### GOAL OF THE EXERCISE
Without the pictures, return all of the material exactly as written.

### DATA SECTION
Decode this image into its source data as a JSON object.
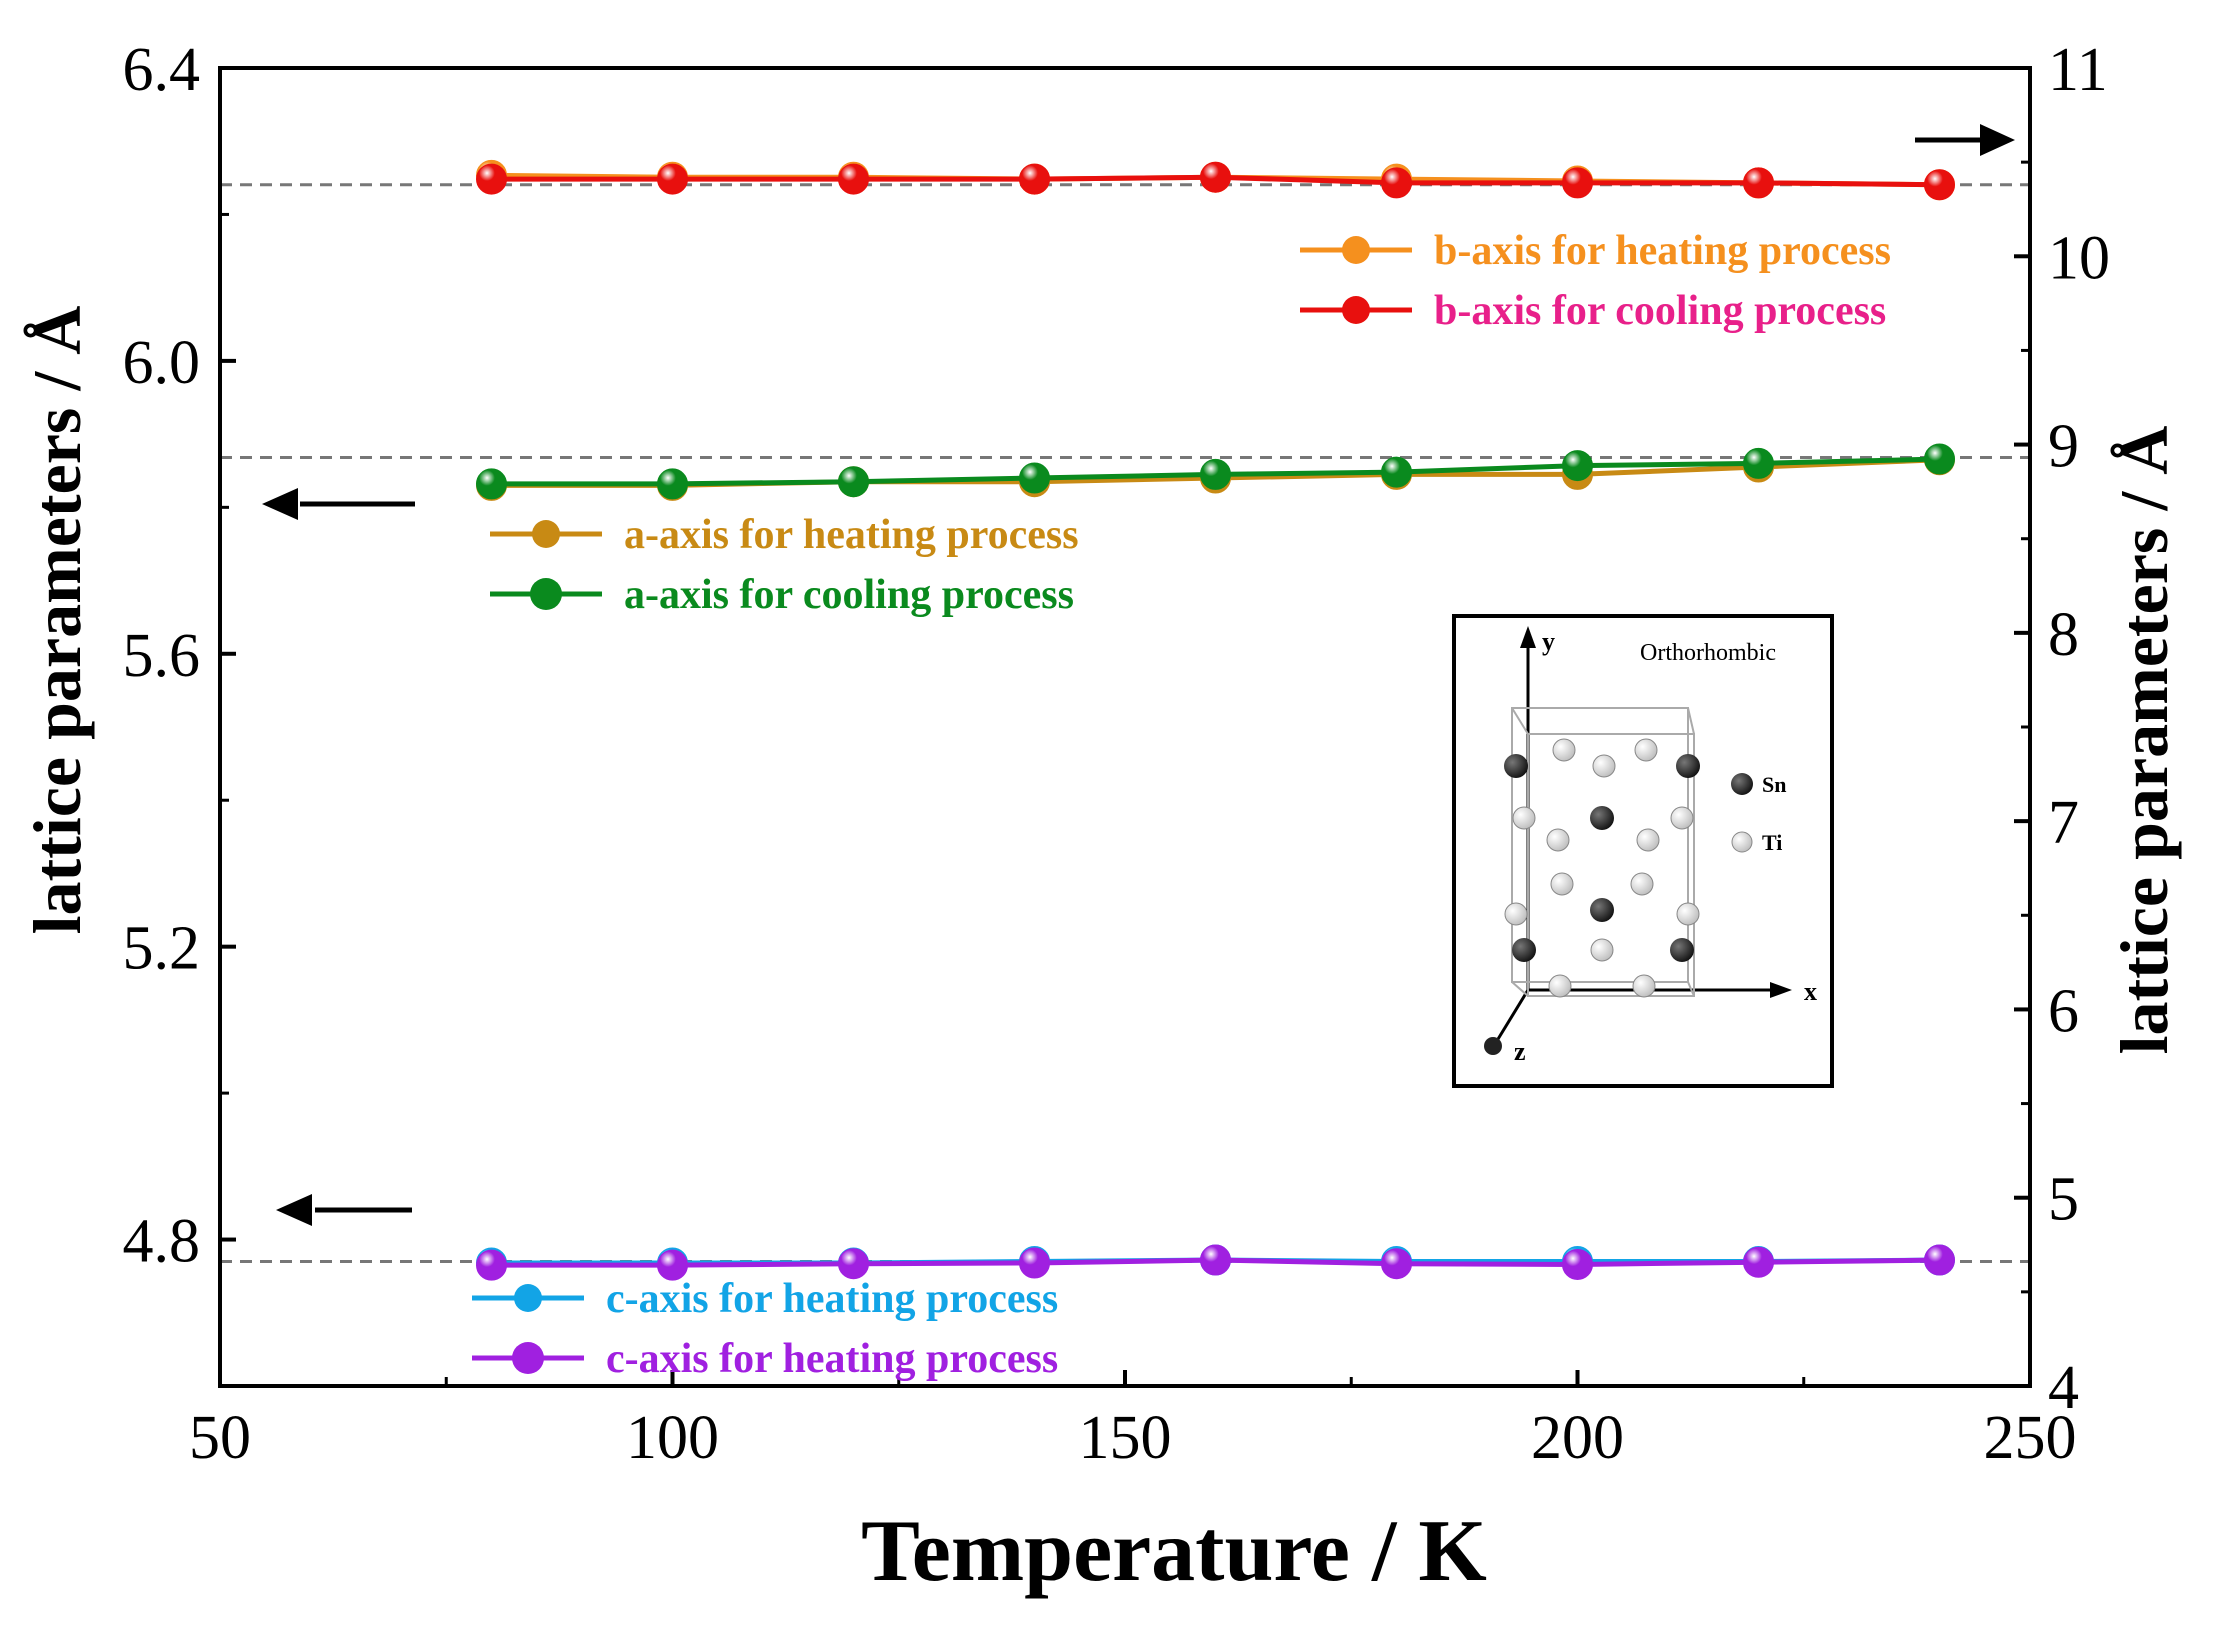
{
  "chart_data": {
    "type": "line",
    "xlabel": "Temperature / K",
    "ylabel_left": "lattice parameters / Å",
    "ylabel_right": "lattice parameters / Å",
    "xlim": [
      50,
      250
    ],
    "ylim_left": [
      4.6,
      6.4
    ],
    "ylim_right": [
      4,
      11
    ],
    "x_ticks": [
      50,
      100,
      150,
      200,
      250
    ],
    "y_left_ticks": [
      "4.8",
      "5.2",
      "5.6",
      "6.0",
      "6.4"
    ],
    "y_right_ticks": [
      "4",
      "5",
      "6",
      "7",
      "8",
      "9",
      "10",
      "11"
    ],
    "x": [
      80,
      100,
      120,
      140,
      160,
      180,
      200,
      220,
      240
    ],
    "series": [
      {
        "name": "b-axis for heating process",
        "axis": "right",
        "color": "#f5901e",
        "text_color": "#f5901e",
        "values": [
          10.43,
          10.42,
          10.42,
          10.41,
          10.42,
          10.41,
          10.4,
          10.39,
          10.38
        ]
      },
      {
        "name": "b-axis for cooling process",
        "axis": "right",
        "color": "#e8100e",
        "text_color": "#e8208a",
        "values": [
          10.41,
          10.41,
          10.41,
          10.41,
          10.42,
          10.39,
          10.39,
          10.39,
          10.38
        ]
      },
      {
        "name": "a-axis for heating process",
        "axis": "left",
        "color": "#c88a14",
        "text_color": "#c88a14",
        "values": [
          5.83,
          5.83,
          5.835,
          5.835,
          5.84,
          5.845,
          5.845,
          5.855,
          5.865
        ]
      },
      {
        "name": "a-axis for cooling process",
        "axis": "left",
        "color": "#0a8a1e",
        "text_color": "#0a8a1e",
        "values": [
          5.832,
          5.832,
          5.835,
          5.84,
          5.845,
          5.848,
          5.857,
          5.86,
          5.866
        ]
      },
      {
        "name": "c-axis for heating process",
        "axis": "left",
        "color": "#12a4e6",
        "text_color": "#12a4e6",
        "values": [
          4.768,
          4.768,
          4.768,
          4.77,
          4.772,
          4.77,
          4.77,
          4.77,
          4.772
        ]
      },
      {
        "name": "c-axis for heating process",
        "axis": "left",
        "color": "#a020e0",
        "text_color": "#a020e0",
        "values": [
          4.765,
          4.765,
          4.767,
          4.768,
          4.772,
          4.767,
          4.766,
          4.769,
          4.772
        ]
      }
    ],
    "reference_lines": [
      {
        "axis": "right",
        "value": 10.38
      },
      {
        "axis": "left",
        "value": 5.868
      },
      {
        "axis": "left",
        "value": 4.77
      }
    ],
    "inset": {
      "title": "Orthorhombic",
      "legend": [
        "Sn",
        "Ti"
      ],
      "axes": [
        "x",
        "y",
        "z"
      ]
    }
  }
}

### CORRECT RESPONSE
Decode this image into its source data as a JSON object.
{
  "chart_data": {
    "type": "line",
    "xlabel": "Temperature / K",
    "ylabel_left": "lattice parameters / Å",
    "ylabel_right": "lattice parameters / Å",
    "xlim": [
      50,
      250
    ],
    "ylim_left": [
      4.6,
      6.4
    ],
    "ylim_right": [
      4,
      11
    ],
    "x_ticks": [
      50,
      100,
      150,
      200,
      250
    ],
    "y_left_ticks": [
      "4.8",
      "5.2",
      "5.6",
      "6.0",
      "6.4"
    ],
    "y_right_ticks": [
      "4",
      "5",
      "6",
      "7",
      "8",
      "9",
      "10",
      "11"
    ],
    "x": [
      80,
      100,
      120,
      140,
      160,
      180,
      200,
      220,
      240
    ],
    "series": [
      {
        "name": "b-axis for heating process",
        "axis": "right",
        "color": "#f5901e",
        "text_color": "#f5901e",
        "values": [
          10.43,
          10.42,
          10.42,
          10.41,
          10.42,
          10.41,
          10.4,
          10.39,
          10.38
        ]
      },
      {
        "name": "b-axis for cooling process",
        "axis": "right",
        "color": "#e8100e",
        "text_color": "#e8208a",
        "values": [
          10.41,
          10.41,
          10.41,
          10.41,
          10.42,
          10.39,
          10.39,
          10.39,
          10.38
        ]
      },
      {
        "name": "a-axis for heating process",
        "axis": "left",
        "color": "#c88a14",
        "text_color": "#c88a14",
        "values": [
          5.83,
          5.83,
          5.835,
          5.835,
          5.84,
          5.845,
          5.845,
          5.855,
          5.865
        ]
      },
      {
        "name": "a-axis for cooling process",
        "axis": "left",
        "color": "#0a8a1e",
        "text_color": "#0a8a1e",
        "values": [
          5.832,
          5.832,
          5.835,
          5.84,
          5.845,
          5.848,
          5.857,
          5.86,
          5.866
        ]
      },
      {
        "name": "c-axis for heating process",
        "axis": "left",
        "color": "#12a4e6",
        "text_color": "#12a4e6",
        "values": [
          4.768,
          4.768,
          4.768,
          4.77,
          4.772,
          4.77,
          4.77,
          4.77,
          4.772
        ]
      },
      {
        "name": "c-axis for heating process",
        "axis": "left",
        "color": "#a020e0",
        "text_color": "#a020e0",
        "values": [
          4.765,
          4.765,
          4.767,
          4.768,
          4.772,
          4.767,
          4.766,
          4.769,
          4.772
        ]
      }
    ],
    "reference_lines": [
      {
        "axis": "right",
        "value": 10.38
      },
      {
        "axis": "left",
        "value": 5.868
      },
      {
        "axis": "left",
        "value": 4.77
      }
    ],
    "inset": {
      "title": "Orthorhombic",
      "legend": [
        "Sn",
        "Ti"
      ],
      "axes": [
        "x",
        "y",
        "z"
      ]
    }
  }
}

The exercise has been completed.